### [SHORT TASK]
Gather all lines with the word "Services" in them.

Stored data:
-=-=-

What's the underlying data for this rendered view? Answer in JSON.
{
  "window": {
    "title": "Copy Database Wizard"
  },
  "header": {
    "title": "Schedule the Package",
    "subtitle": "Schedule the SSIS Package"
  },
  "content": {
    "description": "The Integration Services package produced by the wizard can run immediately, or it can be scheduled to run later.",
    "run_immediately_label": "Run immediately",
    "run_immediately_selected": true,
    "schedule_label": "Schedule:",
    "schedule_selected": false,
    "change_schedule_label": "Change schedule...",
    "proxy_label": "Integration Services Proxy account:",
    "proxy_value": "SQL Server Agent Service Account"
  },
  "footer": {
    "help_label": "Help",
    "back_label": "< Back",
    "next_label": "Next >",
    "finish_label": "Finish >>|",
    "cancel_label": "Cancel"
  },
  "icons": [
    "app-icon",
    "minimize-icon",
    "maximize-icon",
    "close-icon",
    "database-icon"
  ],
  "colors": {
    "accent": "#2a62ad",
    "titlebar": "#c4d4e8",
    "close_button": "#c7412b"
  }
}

-=-=-

### [CORRECT ANSWER]
    "description": "The Integration Services package produced by the wizard can run immediately, or it can be scheduled to run later.",
    "proxy_label": "Integration Services Proxy account:",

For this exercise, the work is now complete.